** START WORKING DATA **

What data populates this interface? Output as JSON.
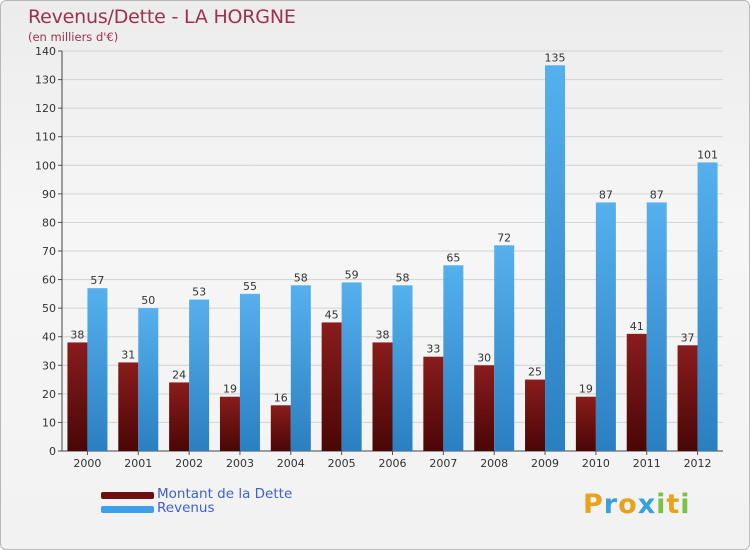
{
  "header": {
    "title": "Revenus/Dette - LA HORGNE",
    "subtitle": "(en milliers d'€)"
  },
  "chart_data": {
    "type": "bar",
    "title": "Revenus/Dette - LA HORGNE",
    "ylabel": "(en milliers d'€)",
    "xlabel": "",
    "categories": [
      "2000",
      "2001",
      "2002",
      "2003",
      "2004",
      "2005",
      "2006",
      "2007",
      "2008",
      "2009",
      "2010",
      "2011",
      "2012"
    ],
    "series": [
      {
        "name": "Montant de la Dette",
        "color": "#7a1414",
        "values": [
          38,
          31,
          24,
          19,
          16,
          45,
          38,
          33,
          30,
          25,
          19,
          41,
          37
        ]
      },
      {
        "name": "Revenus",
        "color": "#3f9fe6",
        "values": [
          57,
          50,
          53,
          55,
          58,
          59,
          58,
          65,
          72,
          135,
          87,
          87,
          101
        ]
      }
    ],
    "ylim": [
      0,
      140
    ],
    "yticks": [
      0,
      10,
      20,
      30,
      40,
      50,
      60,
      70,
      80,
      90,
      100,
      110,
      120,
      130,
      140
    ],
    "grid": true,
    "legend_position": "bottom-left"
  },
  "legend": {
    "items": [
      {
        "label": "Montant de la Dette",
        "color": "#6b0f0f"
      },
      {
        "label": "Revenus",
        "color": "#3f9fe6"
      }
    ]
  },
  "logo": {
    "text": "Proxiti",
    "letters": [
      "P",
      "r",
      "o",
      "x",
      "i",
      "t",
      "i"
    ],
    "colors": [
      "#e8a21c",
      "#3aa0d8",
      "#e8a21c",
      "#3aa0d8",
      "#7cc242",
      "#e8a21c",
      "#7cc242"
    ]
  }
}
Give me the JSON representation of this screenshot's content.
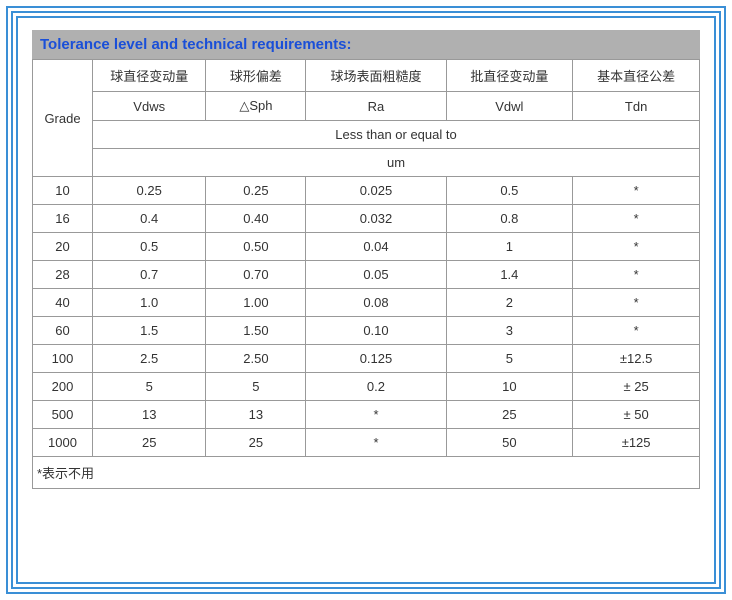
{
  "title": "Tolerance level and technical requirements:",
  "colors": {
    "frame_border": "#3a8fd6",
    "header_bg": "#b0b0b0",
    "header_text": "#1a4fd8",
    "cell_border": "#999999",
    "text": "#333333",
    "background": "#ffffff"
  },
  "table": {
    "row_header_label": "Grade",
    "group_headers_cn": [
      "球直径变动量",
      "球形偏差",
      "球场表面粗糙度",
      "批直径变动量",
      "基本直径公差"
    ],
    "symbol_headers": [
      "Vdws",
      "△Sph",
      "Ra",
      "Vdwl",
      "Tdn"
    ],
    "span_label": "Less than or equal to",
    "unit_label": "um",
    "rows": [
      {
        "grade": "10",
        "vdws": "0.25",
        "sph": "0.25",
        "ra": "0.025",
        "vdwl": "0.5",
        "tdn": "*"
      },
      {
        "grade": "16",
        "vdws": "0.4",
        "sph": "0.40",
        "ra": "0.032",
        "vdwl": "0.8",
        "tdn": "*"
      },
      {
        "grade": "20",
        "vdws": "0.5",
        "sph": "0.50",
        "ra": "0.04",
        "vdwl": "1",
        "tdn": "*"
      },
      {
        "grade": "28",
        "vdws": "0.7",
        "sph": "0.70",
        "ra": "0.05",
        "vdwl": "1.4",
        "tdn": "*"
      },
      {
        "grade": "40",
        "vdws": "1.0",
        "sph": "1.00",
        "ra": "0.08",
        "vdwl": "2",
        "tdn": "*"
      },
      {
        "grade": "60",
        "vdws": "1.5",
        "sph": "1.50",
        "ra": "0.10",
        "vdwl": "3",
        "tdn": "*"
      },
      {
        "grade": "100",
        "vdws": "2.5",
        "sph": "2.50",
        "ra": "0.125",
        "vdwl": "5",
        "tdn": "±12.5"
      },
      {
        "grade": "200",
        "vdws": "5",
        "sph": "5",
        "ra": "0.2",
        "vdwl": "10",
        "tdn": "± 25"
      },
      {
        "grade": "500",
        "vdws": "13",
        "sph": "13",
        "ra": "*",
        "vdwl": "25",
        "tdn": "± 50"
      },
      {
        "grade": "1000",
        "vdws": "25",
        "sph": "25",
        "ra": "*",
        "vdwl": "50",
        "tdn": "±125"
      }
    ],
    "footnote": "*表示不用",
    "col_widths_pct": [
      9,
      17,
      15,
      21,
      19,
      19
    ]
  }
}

** END WORKING DATA **

> [WORK INSTRUCTIONS] Working from the material above, transcribe it exactly while omitting pictures.

> [EXERCISE OUTPUT]
What data populates this interface? Output as JSON.
{
  "header": {
    "title": "Revenus/Dette - LA HORGNE",
    "subtitle": "(en milliers d'€)"
  },
  "chart_data": {
    "type": "bar",
    "title": "Revenus/Dette - LA HORGNE",
    "ylabel": "(en milliers d'€)",
    "xlabel": "",
    "categories": [
      "2000",
      "2001",
      "2002",
      "2003",
      "2004",
      "2005",
      "2006",
      "2007",
      "2008",
      "2009",
      "2010",
      "2011",
      "2012"
    ],
    "series": [
      {
        "name": "Montant de la Dette",
        "color": "#7a1414",
        "values": [
          38,
          31,
          24,
          19,
          16,
          45,
          38,
          33,
          30,
          25,
          19,
          41,
          37
        ]
      },
      {
        "name": "Revenus",
        "color": "#3f9fe6",
        "values": [
          57,
          50,
          53,
          55,
          58,
          59,
          58,
          65,
          72,
          135,
          87,
          87,
          101
        ]
      }
    ],
    "ylim": [
      0,
      140
    ],
    "yticks": [
      0,
      10,
      20,
      30,
      40,
      50,
      60,
      70,
      80,
      90,
      100,
      110,
      120,
      130,
      140
    ],
    "grid": true,
    "legend_position": "bottom-left"
  },
  "legend": {
    "items": [
      {
        "label": "Montant de la Dette",
        "color": "#6b0f0f"
      },
      {
        "label": "Revenus",
        "color": "#3f9fe6"
      }
    ]
  },
  "logo": {
    "text": "Proxiti",
    "letters": [
      "P",
      "r",
      "o",
      "x",
      "i",
      "t",
      "i"
    ],
    "colors": [
      "#e8a21c",
      "#3aa0d8",
      "#e8a21c",
      "#3aa0d8",
      "#7cc242",
      "#e8a21c",
      "#7cc242"
    ]
  }
}
Give me the JSON representation of this screenshot's content.
{
  "title": "Tolerance level and technical requirements:",
  "colors": {
    "frame_border": "#3a8fd6",
    "header_bg": "#b0b0b0",
    "header_text": "#1a4fd8",
    "cell_border": "#999999",
    "text": "#333333",
    "background": "#ffffff"
  },
  "table": {
    "row_header_label": "Grade",
    "group_headers_cn": [
      "球直径变动量",
      "球形偏差",
      "球场表面粗糙度",
      "批直径变动量",
      "基本直径公差"
    ],
    "symbol_headers": [
      "Vdws",
      "△Sph",
      "Ra",
      "Vdwl",
      "Tdn"
    ],
    "span_label": "Less than or equal to",
    "unit_label": "um",
    "rows": [
      {
        "grade": "10",
        "vdws": "0.25",
        "sph": "0.25",
        "ra": "0.025",
        "vdwl": "0.5",
        "tdn": "*"
      },
      {
        "grade": "16",
        "vdws": "0.4",
        "sph": "0.40",
        "ra": "0.032",
        "vdwl": "0.8",
        "tdn": "*"
      },
      {
        "grade": "20",
        "vdws": "0.5",
        "sph": "0.50",
        "ra": "0.04",
        "vdwl": "1",
        "tdn": "*"
      },
      {
        "grade": "28",
        "vdws": "0.7",
        "sph": "0.70",
        "ra": "0.05",
        "vdwl": "1.4",
        "tdn": "*"
      },
      {
        "grade": "40",
        "vdws": "1.0",
        "sph": "1.00",
        "ra": "0.08",
        "vdwl": "2",
        "tdn": "*"
      },
      {
        "grade": "60",
        "vdws": "1.5",
        "sph": "1.50",
        "ra": "0.10",
        "vdwl": "3",
        "tdn": "*"
      },
      {
        "grade": "100",
        "vdws": "2.5",
        "sph": "2.50",
        "ra": "0.125",
        "vdwl": "5",
        "tdn": "±12.5"
      },
      {
        "grade": "200",
        "vdws": "5",
        "sph": "5",
        "ra": "0.2",
        "vdwl": "10",
        "tdn": "± 25"
      },
      {
        "grade": "500",
        "vdws": "13",
        "sph": "13",
        "ra": "*",
        "vdwl": "25",
        "tdn": "± 50"
      },
      {
        "grade": "1000",
        "vdws": "25",
        "sph": "25",
        "ra": "*",
        "vdwl": "50",
        "tdn": "±125"
      }
    ],
    "footnote": "*表示不用",
    "col_widths_pct": [
      9,
      17,
      15,
      21,
      19,
      19
    ]
  }
}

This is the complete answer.